Do this:
In the entries below, begin at the line that contains "play-icon[interactable] bbox=[232, 445, 241, 457]" and stop after the line that contains "index-letter[interactable]: K bbox=[199, 276, 207, 299]". Put those lines into a Markdown table with the columns Row and Line, numbering each row and leaving out any blank lines.

Listing:
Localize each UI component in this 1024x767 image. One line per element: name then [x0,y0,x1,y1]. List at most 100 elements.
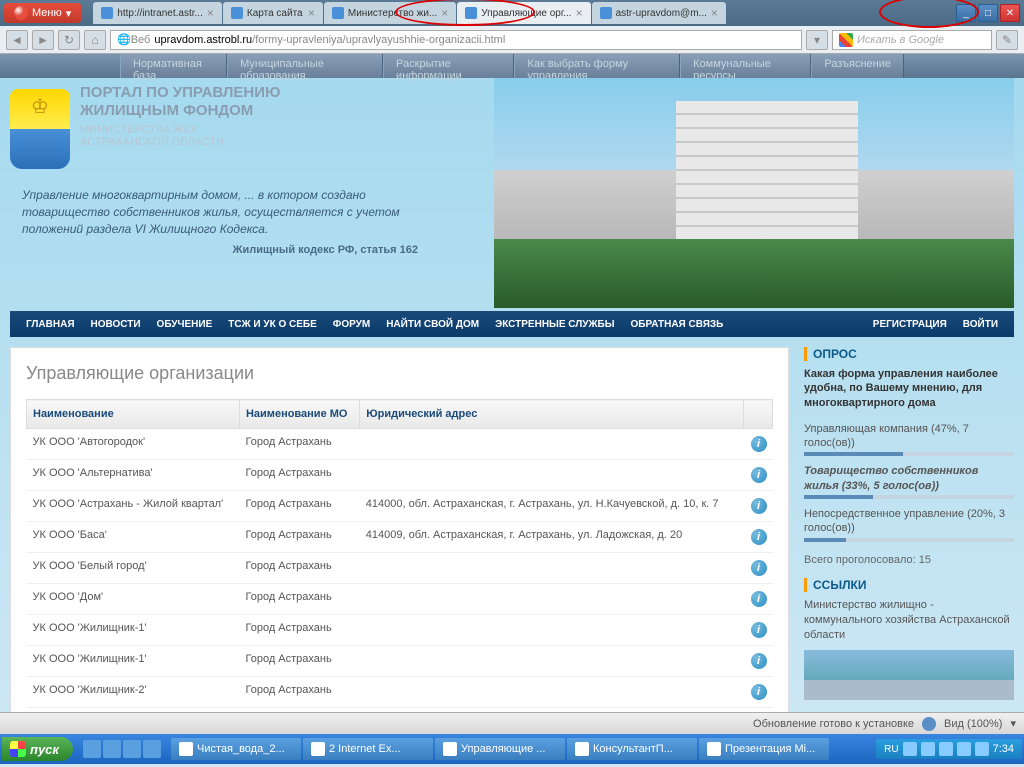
task-label: Чистая_вода_2... [197,743,285,755]
forward-button[interactable]: ► [32,30,54,50]
tab-label: astr-upravdom@m... [616,8,707,19]
info-icon[interactable]: i [751,653,767,669]
poll-total: Всего проголосовало: 15 [804,554,1014,566]
tray-icon[interactable] [921,742,935,756]
info-icon[interactable]: i [751,684,767,700]
tray-icon[interactable] [939,742,953,756]
reload-button[interactable]: ↻ [58,30,80,50]
tab-close-icon[interactable]: × [576,6,583,20]
address-bar: ◄ ► ↻ ⌂ 🌐 Веб upravdom.astrobl.ru /formy… [0,26,1024,54]
dropdown-button[interactable]: ▾ [806,30,828,50]
table-row: УК ООО 'Жилищник-2'Город Астраханьi [27,677,773,708]
tab-close-icon[interactable]: × [207,6,214,20]
ql-icon[interactable] [123,740,141,758]
main-nav: ГЛАВНАЯНОВОСТИОБУЧЕНИЕТСЖ И УК О СЕБЕФОР… [10,311,1014,337]
page-icon [332,7,344,19]
tray-icon[interactable] [957,742,971,756]
taskbar-item[interactable]: Презентация Mi... [699,738,829,760]
ql-icon[interactable] [83,740,101,758]
poll-option[interactable]: Управляющая компания (47%, 7 голос(ов)) [804,418,1014,461]
links-header: ССЫЛКИ [804,578,1014,592]
url-input[interactable]: 🌐 Веб upravdom.astrobl.ru /formy-upravle… [110,30,802,50]
browser-tab[interactable]: http://intranet.astr...× [93,2,222,24]
poll-option[interactable]: Непосредственное управление (20%, 3 голо… [804,503,1014,546]
taskbar-item[interactable]: КонсультантП... [567,738,697,760]
table-cell: Город Астрахань [239,522,359,553]
status-update-text: Обновление готово к установке [753,718,914,730]
language-indicator[interactable]: RU [884,744,898,755]
browser-tab[interactable]: Карта сайта× [223,2,323,24]
main-nav-item[interactable]: НАЙТИ СВОЙ ДОМ [378,319,487,330]
table-row: УК ООО 'Баса'Город Астрахань414009, обл.… [27,522,773,553]
info-icon[interactable]: i [751,467,767,483]
column-header[interactable] [743,400,772,429]
top-nav-item[interactable]: Раскрытие информации [383,54,514,78]
main-nav-item[interactable]: ЭКСТРЕННЫЕ СЛУЖБЫ [487,319,622,330]
info-icon[interactable]: i [751,529,767,545]
ql-icon[interactable] [103,740,121,758]
sidebar: ОПРОС Какая форма управления наиболее уд… [804,347,1014,712]
top-nav-item[interactable]: Нормативная база [120,54,227,78]
ql-icon[interactable] [143,740,161,758]
info-icon[interactable]: i [751,560,767,576]
search-input[interactable]: Искать в Google [832,30,992,50]
tab-close-icon[interactable]: × [441,6,448,20]
table-row: УК ООО 'Жилищник-1'Город Астраханьi [27,646,773,677]
taskbar-item[interactable]: Чистая_вода_2... [171,738,301,760]
maximize-button[interactable]: □ [978,4,998,22]
table-cell [360,677,743,708]
top-nav-item[interactable]: Коммунальные ресурсы [680,54,811,78]
main-nav-item[interactable]: ФОРУМ [325,319,378,330]
top-nav-item[interactable]: Муниципальные образования [227,54,383,78]
register-link[interactable]: РЕГИСТРАЦИЯ [865,319,955,330]
close-button[interactable]: ✕ [1000,4,1020,22]
poll-question: Какая форма управления наиболее удобна, … [804,367,1014,410]
taskbar-item[interactable]: Управляющие ... [435,738,565,760]
sidebar-link[interactable]: Министерство жилищно - коммунального хоз… [804,598,1014,644]
page-header: ПОРТАЛ ПО УПРАВЛЕНИЮ ЖИЛИЩНЫМ ФОНДОМ МИН… [0,78,1024,311]
column-header[interactable]: Наименование МО [239,400,359,429]
task-label: Презентация Mi... [725,743,815,755]
table-row: УК ООО 'Дом'Город Астраханьi [27,584,773,615]
browser-tab[interactable]: astr-upravdom@m... × [592,2,726,24]
page-icon [231,7,243,19]
zoom-level[interactable]: Вид (100%) [944,718,1002,730]
login-link[interactable]: ВОЙТИ [955,319,1006,330]
column-header[interactable]: Юридический адрес [360,400,743,429]
browser-tab[interactable]: Министерство жи...× [324,2,456,24]
info-icon[interactable]: i [751,591,767,607]
chevron-down-icon[interactable]: ▾ [1010,717,1016,730]
page-icon [101,7,113,19]
header-photo [494,78,1014,308]
minimize-button[interactable]: _ [956,4,976,22]
tab-close-icon[interactable]: × [308,6,315,20]
tray-icon[interactable] [975,742,989,756]
start-button[interactable]: пуск [2,737,73,761]
page-content: Нормативная базаМуниципальные образовани… [0,54,1024,712]
clock[interactable]: 7:34 [993,743,1014,755]
tab-close-icon[interactable]: × [711,6,718,20]
sidebar-thumbnail[interactable] [804,650,1014,700]
main-nav-item[interactable]: ГЛАВНАЯ [18,319,83,330]
main-nav-item[interactable]: ОБУЧЕНИЕ [149,319,221,330]
browser-tab[interactable]: Управляющие орг...× [457,2,590,24]
settings-button[interactable]: ✎ [996,30,1018,50]
info-icon[interactable]: i [751,622,767,638]
table-row: УК ООО 'Жилищник-1'Город Астраханьi [27,615,773,646]
back-button[interactable]: ◄ [6,30,28,50]
page-icon [600,7,612,19]
zoom-icon[interactable] [922,717,936,731]
main-nav-item[interactable]: ОБРАТНАЯ СВЯЗЬ [623,319,732,330]
taskbar-item[interactable]: 2 Internet Ex... [303,738,433,760]
poll-option[interactable]: Товарищество собственников жилья (33%, 5… [804,460,1014,503]
column-header[interactable]: Наименование [27,400,240,429]
tray-icon[interactable] [903,742,917,756]
info-icon[interactable]: i [751,436,767,452]
opera-menu-button[interactable]: Меню ▾ [4,3,81,23]
home-button[interactable]: ⌂ [84,30,106,50]
top-nav-item[interactable]: Разъяснение [811,54,904,78]
main-nav-item[interactable]: ТСЖ И УК О СЕБЕ [220,319,325,330]
top-nav-item[interactable]: Как выбрать форму управления [514,54,680,78]
info-icon[interactable]: i [751,498,767,514]
main-nav-item[interactable]: НОВОСТИ [83,319,149,330]
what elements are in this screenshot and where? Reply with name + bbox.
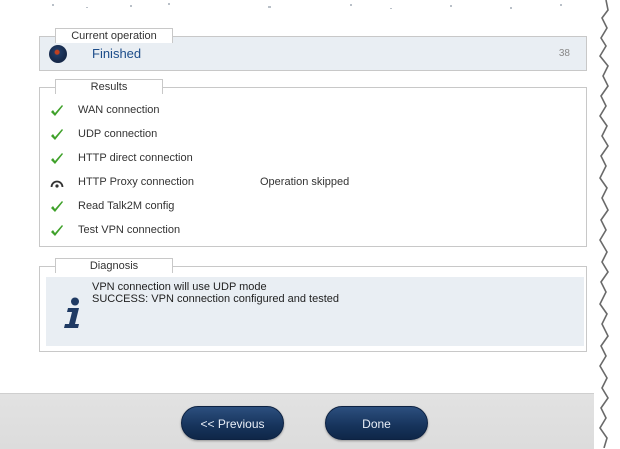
result-row-talk2m: Read Talk2M config	[40, 196, 586, 220]
result-label: UDP connection	[78, 128, 158, 140]
wizard-footer: << Previous Done	[0, 393, 594, 449]
status-record-icon	[49, 45, 67, 63]
top-edge-specks	[52, 3, 562, 9]
results-panel: Results WAN connection UDP connection HT…	[39, 79, 587, 247]
operation-status: Finished	[92, 46, 142, 61]
operation-count: 38	[558, 48, 570, 59]
torn-paper-edge	[599, 0, 620, 448]
result-label: Read Talk2M config	[78, 200, 175, 212]
check-icon	[51, 201, 63, 212]
skipped-gauge-icon	[50, 180, 64, 188]
result-status: Operation skipped	[260, 176, 350, 188]
diagnosis-text: VPN connection will use UDP mode SUCCESS…	[92, 281, 339, 305]
result-row-wan: WAN connection	[40, 100, 586, 124]
results-title: Results	[55, 79, 163, 94]
check-icon	[51, 153, 63, 164]
current-operation-panel: Current operation Finished 38	[39, 28, 587, 71]
check-icon	[51, 225, 63, 236]
result-label: WAN connection	[78, 104, 160, 116]
diagnosis-line: VPN connection will use UDP mode	[92, 281, 267, 293]
result-row-udp: UDP connection	[40, 124, 586, 148]
result-row-vpn: Test VPN connection	[40, 220, 586, 244]
result-label: HTTP direct connection	[78, 152, 193, 164]
info-icon	[64, 297, 79, 328]
diagnosis-title: Diagnosis	[55, 258, 173, 273]
result-label: Test VPN connection	[78, 224, 181, 236]
diagnosis-message-box: VPN connection will use UDP mode SUCCESS…	[46, 277, 584, 346]
result-label: HTTP Proxy connection	[78, 176, 194, 188]
check-icon	[51, 129, 63, 140]
check-icon	[51, 105, 63, 116]
diagnosis-line: SUCCESS: VPN connection configured and t…	[92, 293, 340, 305]
diagnosis-panel: Diagnosis VPN connection will use UDP mo…	[39, 258, 587, 352]
previous-button[interactable]: << Previous	[181, 406, 284, 440]
current-operation-title: Current operation	[55, 28, 173, 43]
done-button[interactable]: Done	[325, 406, 428, 440]
result-row-http-proxy: HTTP Proxy connection Operation skipped	[40, 172, 586, 196]
result-row-http-direct: HTTP direct connection	[40, 148, 586, 172]
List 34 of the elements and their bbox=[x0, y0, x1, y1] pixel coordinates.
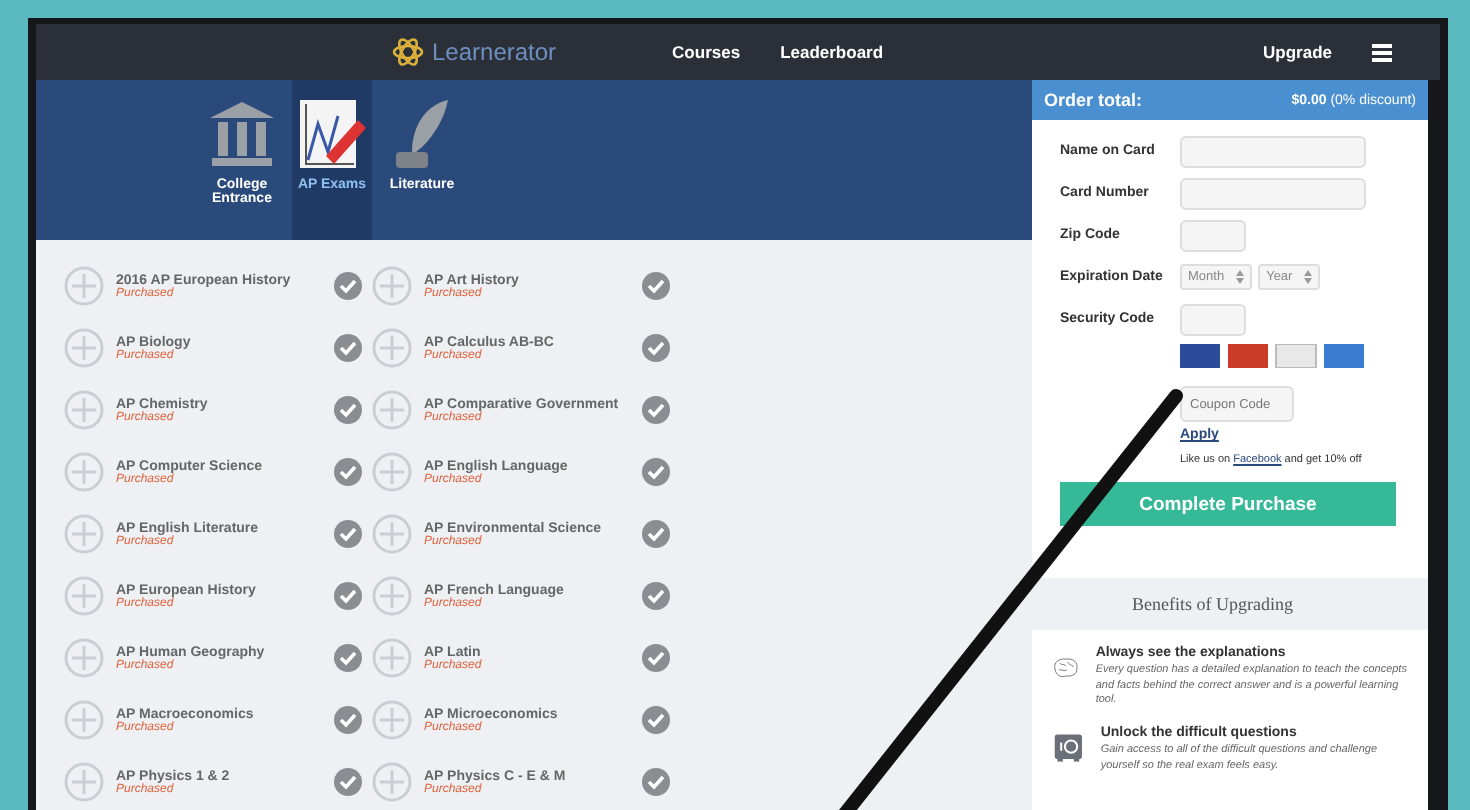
course-icon bbox=[370, 388, 414, 432]
course-icon bbox=[62, 388, 106, 432]
course-icon bbox=[370, 574, 414, 618]
course-icon bbox=[370, 326, 414, 370]
course-icon bbox=[62, 512, 106, 556]
nav-link[interactable]: Leaderboard bbox=[780, 42, 884, 62]
course-icon bbox=[62, 326, 106, 370]
course-icon bbox=[62, 450, 106, 494]
updown-arrows-icon bbox=[1236, 270, 1245, 284]
card-logos-icon bbox=[1180, 344, 1368, 368]
course-icon bbox=[370, 264, 414, 308]
menu-icon[interactable] bbox=[1372, 43, 1392, 61]
logo-text[interactable]: Learnerator bbox=[432, 38, 557, 66]
graph-pencil-icon bbox=[294, 96, 370, 172]
course-icon bbox=[62, 636, 106, 680]
course-icon bbox=[370, 698, 414, 742]
benefits-header: Benefits of Upgrading bbox=[1032, 578, 1428, 630]
updown-arrows-icon bbox=[1304, 270, 1313, 284]
input-field[interactable] bbox=[1180, 177, 1366, 209]
course-icon bbox=[62, 574, 106, 618]
input-field[interactable] bbox=[1180, 303, 1246, 335]
course-icon bbox=[370, 636, 414, 680]
course-icon bbox=[62, 760, 106, 804]
course-icon bbox=[62, 698, 106, 742]
course-icon bbox=[370, 450, 414, 494]
input-field[interactable] bbox=[1180, 135, 1366, 167]
course-icon bbox=[370, 512, 414, 556]
course-icon bbox=[370, 760, 414, 804]
atom-icon bbox=[392, 36, 424, 68]
nav-link[interactable]: Courses bbox=[672, 42, 741, 62]
course-icon bbox=[62, 264, 106, 308]
order-total-label: Order total: bbox=[1044, 90, 1143, 110]
input-field[interactable] bbox=[1180, 219, 1246, 251]
upgrade-link[interactable]: Upgrade bbox=[1263, 42, 1332, 62]
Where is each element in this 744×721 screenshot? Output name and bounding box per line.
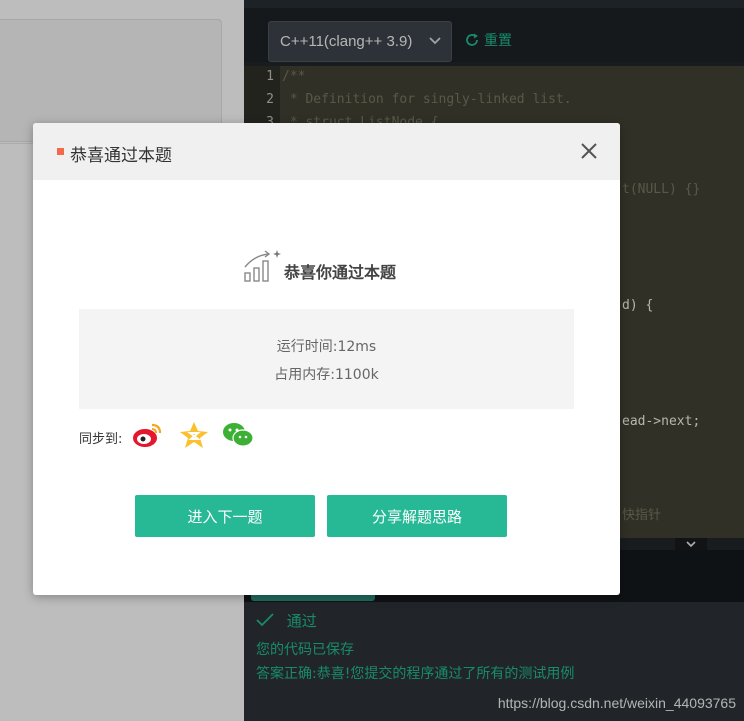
success-headline: 恭喜你通过本题 (284, 263, 397, 282)
wechat-icon[interactable] (222, 421, 254, 453)
memory-text: 占用内存:1100k (274, 367, 379, 383)
sync-label: 同步到: (79, 432, 123, 447)
runtime-text: 运行时间:12ms (276, 339, 377, 355)
next-problem-button[interactable]: 进入下一题 (135, 495, 315, 537)
close-icon[interactable] (578, 140, 600, 162)
success-dialog: 恭喜通过本题 恭喜你通过本题 运行时间:12ms 占用内存:1100k 同步到: (33, 123, 620, 595)
weibo-icon[interactable] (132, 421, 162, 453)
dialog-header: 恭喜通过本题 (33, 123, 620, 180)
share-solution-button[interactable]: 分享解题思路 (327, 495, 507, 537)
run-stats: 运行时间:12ms 占用内存:1100k (79, 309, 574, 409)
qzone-icon[interactable] (179, 421, 209, 453)
title-marker (57, 148, 64, 155)
dialog-title: 恭喜通过本题 (70, 146, 172, 166)
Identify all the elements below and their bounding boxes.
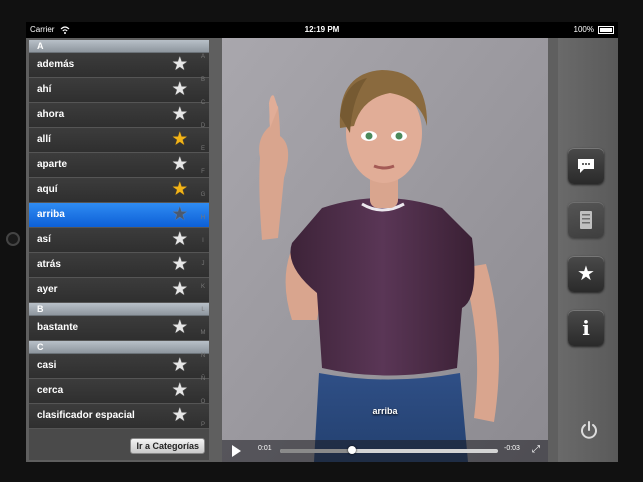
play-icon[interactable] bbox=[232, 445, 241, 457]
favorite-star-icon[interactable]: ★ bbox=[173, 205, 187, 225]
word-row[interactable]: clasificador espacial ★ bbox=[29, 404, 209, 429]
notebook-icon bbox=[580, 211, 592, 229]
info-button[interactable]: i bbox=[568, 310, 604, 346]
word-row[interactable]: allí ★ bbox=[29, 128, 209, 153]
word-list[interactable]: Aademás ★ ahí ★ ahora ★ allí ★ aparte ★ aquí ★ arrib… bbox=[29, 40, 209, 432]
index-letter[interactable]: J bbox=[199, 253, 207, 276]
word-row[interactable]: bastante ★ bbox=[29, 316, 209, 341]
word-label: ahora bbox=[37, 109, 65, 120]
avatar-video-frame bbox=[222, 38, 548, 462]
word-label: arriba bbox=[37, 209, 65, 220]
speech-bubble-icon bbox=[578, 159, 594, 173]
index-letter[interactable]: K bbox=[199, 276, 207, 299]
sign-video-player[interactable]: arriba 0:01 -0:03 ⤢ bbox=[222, 38, 548, 462]
status-bar: Carrier 12:19 PM 100% bbox=[26, 22, 618, 38]
elapsed-time: 0:01 bbox=[258, 445, 272, 452]
favorite-star-icon[interactable]: ★ bbox=[173, 406, 187, 426]
side-toolbar: ★ i bbox=[558, 38, 618, 462]
word-row[interactable]: así ★ bbox=[29, 228, 209, 253]
word-label: aquí bbox=[37, 184, 58, 195]
word-row[interactable]: ahí ★ bbox=[29, 78, 209, 103]
favorite-star-icon[interactable]: ★ bbox=[173, 105, 187, 125]
word-row[interactable]: ahora ★ bbox=[29, 103, 209, 128]
remaining-time: -0:03 bbox=[504, 445, 520, 452]
word-label: clasificador espacial bbox=[37, 410, 135, 421]
section-header: B bbox=[29, 303, 209, 316]
word-row[interactable]: aquí ★ bbox=[29, 178, 209, 203]
app-screen: Carrier 12:19 PM 100% Aademás ★ ahí ★ ahora ★… bbox=[26, 22, 618, 462]
index-letter[interactable]: Ñ bbox=[199, 368, 207, 391]
word-row[interactable]: atrás ★ bbox=[29, 253, 209, 278]
battery-icon bbox=[598, 26, 614, 34]
index-letter[interactable]: D bbox=[199, 115, 207, 138]
index-letter[interactable]: E bbox=[199, 138, 207, 161]
favorite-star-icon[interactable]: ★ bbox=[173, 180, 187, 200]
word-label: ayer bbox=[37, 284, 58, 295]
battery-percent: 100% bbox=[573, 25, 594, 34]
scrubber-handle[interactable] bbox=[347, 446, 356, 454]
word-label: cerca bbox=[37, 385, 64, 396]
word-label: casi bbox=[37, 360, 57, 371]
index-letter[interactable]: C bbox=[199, 92, 207, 115]
home-button[interactable] bbox=[6, 232, 20, 246]
scrubber-progress bbox=[280, 449, 352, 453]
star-icon: ★ bbox=[577, 263, 595, 285]
sign-caption: arriba bbox=[372, 406, 398, 416]
clock-label: 12:19 PM bbox=[304, 25, 340, 34]
video-controls: 0:01 -0:03 ⤢ bbox=[222, 440, 548, 462]
favorite-star-icon[interactable]: ★ bbox=[173, 80, 187, 100]
index-letter[interactable]: H bbox=[199, 207, 207, 230]
favorite-star-icon[interactable]: ★ bbox=[173, 155, 187, 175]
go-to-categories-button[interactable]: Ir a Categorías bbox=[130, 438, 205, 454]
word-row[interactable]: arriba ★ bbox=[29, 203, 209, 228]
word-label: bastante bbox=[37, 322, 79, 333]
word-row[interactable]: ayer ★ bbox=[29, 278, 209, 303]
section-header: C bbox=[29, 341, 209, 354]
word-row[interactable]: aparte ★ bbox=[29, 153, 209, 178]
fullscreen-icon[interactable]: ⤢ bbox=[532, 445, 542, 455]
word-label: atrás bbox=[37, 259, 61, 270]
info-icon: i bbox=[582, 316, 590, 340]
index-letter[interactable]: B bbox=[199, 69, 207, 92]
favorite-star-icon[interactable]: ★ bbox=[173, 130, 187, 150]
index-letter[interactable]: R bbox=[199, 460, 207, 462]
comments-button[interactable] bbox=[568, 148, 604, 184]
favorite-star-icon[interactable]: ★ bbox=[173, 280, 187, 300]
index-letter[interactable]: A bbox=[199, 46, 207, 69]
index-letter[interactable]: L bbox=[199, 299, 207, 322]
favorite-star-icon[interactable]: ★ bbox=[173, 230, 187, 250]
favorite-star-icon[interactable]: ★ bbox=[173, 318, 187, 338]
index-letter[interactable]: P bbox=[199, 414, 207, 437]
power-icon[interactable] bbox=[580, 421, 598, 439]
index-letter[interactable]: O bbox=[199, 391, 207, 414]
video-scrubber[interactable] bbox=[280, 446, 498, 454]
favorite-star-icon[interactable]: ★ bbox=[173, 255, 187, 275]
index-letter[interactable]: N bbox=[199, 345, 207, 368]
section-index[interactable]: ABCDEFGHIJKLMNÑOPQR bbox=[199, 46, 207, 462]
favorites-button[interactable]: ★ bbox=[568, 256, 604, 292]
word-row[interactable]: además ★ bbox=[29, 53, 209, 78]
word-label: aparte bbox=[37, 159, 68, 170]
index-letter[interactable]: G bbox=[199, 184, 207, 207]
index-letter[interactable]: I bbox=[199, 230, 207, 253]
notebook-button[interactable] bbox=[568, 202, 604, 238]
word-label: ahí bbox=[37, 84, 52, 95]
word-label: así bbox=[37, 234, 51, 245]
word-label: además bbox=[37, 59, 75, 70]
favorite-star-icon[interactable]: ★ bbox=[173, 55, 187, 75]
word-list-panel: Aademás ★ ahí ★ ahora ★ allí ★ aparte ★ aquí ★ arrib… bbox=[29, 40, 209, 460]
word-row[interactable]: casi ★ bbox=[29, 354, 209, 379]
favorite-star-icon[interactable]: ★ bbox=[173, 356, 187, 376]
word-label: allí bbox=[37, 134, 51, 145]
index-letter[interactable]: M bbox=[199, 322, 207, 345]
word-row[interactable]: cerca ★ bbox=[29, 379, 209, 404]
index-letter[interactable]: F bbox=[199, 161, 207, 184]
favorite-star-icon[interactable]: ★ bbox=[173, 381, 187, 401]
section-header: A bbox=[29, 40, 209, 53]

Exercise answer:
| Row | Line |
|---|---|
| 1 | play-icon[interactable] bbox=[232, 445, 241, 457] |
| 2 | favorite-star-icon[interactable]: ★ bbox=[173, 205, 187, 225] |
| 3 | word-row[interactable]: clasificador espacial ★ bbox=[29, 404, 209, 429] |
| 4 | notebook-icon bbox=[580, 211, 592, 229] |
| 5 | info-button[interactable]: i bbox=[568, 310, 604, 346] |
| 6 | word-row[interactable]: allí ★ bbox=[29, 128, 209, 153] |
| 7 | word-list[interactable]: Aademás ★ ahí ★ ahora ★ allí ★ aparte ★ aquí ★ arrib… bbox=[29, 40, 209, 432] |
| 8 | index-letter[interactable]: J bbox=[199, 253, 207, 276] |
| 9 | word-row[interactable]: bastante ★ bbox=[29, 316, 209, 341] |
| 10 | word-label: ahora bbox=[37, 109, 65, 120] |
| 11 | avatar-video-frame bbox=[222, 38, 548, 462] |
| 12 | word-label: arriba bbox=[37, 209, 65, 220] |
| 13 | speech-bubble-icon bbox=[578, 159, 594, 173] |
| 14 | index-letter[interactable]: K bbox=[199, 276, 207, 299] |